The exercise | Your task is to print all of the material verbatim.

Stored data entries |
-----

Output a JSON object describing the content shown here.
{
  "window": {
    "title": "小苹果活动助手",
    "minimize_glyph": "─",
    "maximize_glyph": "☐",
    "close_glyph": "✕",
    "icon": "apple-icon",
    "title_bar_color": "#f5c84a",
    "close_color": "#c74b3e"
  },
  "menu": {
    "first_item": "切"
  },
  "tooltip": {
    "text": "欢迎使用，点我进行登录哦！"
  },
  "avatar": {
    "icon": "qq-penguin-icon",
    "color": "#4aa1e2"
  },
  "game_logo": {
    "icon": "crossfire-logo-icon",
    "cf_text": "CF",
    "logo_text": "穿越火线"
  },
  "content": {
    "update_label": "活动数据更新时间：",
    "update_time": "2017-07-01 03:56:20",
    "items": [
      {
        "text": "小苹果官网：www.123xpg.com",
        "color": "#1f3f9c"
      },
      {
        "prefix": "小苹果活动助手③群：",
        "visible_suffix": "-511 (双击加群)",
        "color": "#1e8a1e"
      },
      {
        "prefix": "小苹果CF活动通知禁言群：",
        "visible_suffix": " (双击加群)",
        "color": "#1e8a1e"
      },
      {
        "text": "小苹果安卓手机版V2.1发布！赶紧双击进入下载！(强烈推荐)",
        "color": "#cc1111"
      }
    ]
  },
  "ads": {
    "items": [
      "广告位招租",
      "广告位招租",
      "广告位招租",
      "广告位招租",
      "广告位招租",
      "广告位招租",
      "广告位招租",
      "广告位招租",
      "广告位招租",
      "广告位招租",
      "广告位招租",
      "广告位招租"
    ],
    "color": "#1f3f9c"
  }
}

-----

Exercise solution |
Output a JSON object describing the content shown here.
{
  "window": {
    "title": "小苹果活动助手",
    "minimize_glyph": "─",
    "maximize_glyph": "☐",
    "close_glyph": "✕",
    "icon": "apple-icon",
    "title_bar_color": "#f5c84a",
    "close_color": "#c74b3e"
  },
  "menu": {
    "first_item": "切"
  },
  "tooltip": {
    "text": "欢迎使用，点我进行登录哦！"
  },
  "avatar": {
    "icon": "qq-penguin-icon",
    "color": "#4aa1e2"
  },
  "game_logo": {
    "icon": "crossfire-logo-icon",
    "cf_text": "CF",
    "logo_text": "穿越火线"
  },
  "content": {
    "update_label": "活动数据更新时间：",
    "update_time": "2017-07-01 03:56:20",
    "items": [
      {
        "text": "小苹果官网：www.123xpg.com",
        "color": "#1f3f9c"
      },
      {
        "prefix": "小苹果活动助手③群：",
        "visible_suffix": "-511 (双击加群)",
        "color": "#1e8a1e"
      },
      {
        "prefix": "小苹果CF活动通知禁言群：",
        "visible_suffix": " (双击加群)",
        "color": "#1e8a1e"
      },
      {
        "text": "小苹果安卓手机版V2.1发布！赶紧双击进入下载！(强烈推荐)",
        "color": "#cc1111"
      }
    ]
  },
  "ads": {
    "items": [
      "广告位招租",
      "广告位招租",
      "广告位招租",
      "广告位招租",
      "广告位招租",
      "广告位招租",
      "广告位招租",
      "广告位招租",
      "广告位招租",
      "广告位招租",
      "广告位招租",
      "广告位招租"
    ],
    "color": "#1f3f9c"
  }
}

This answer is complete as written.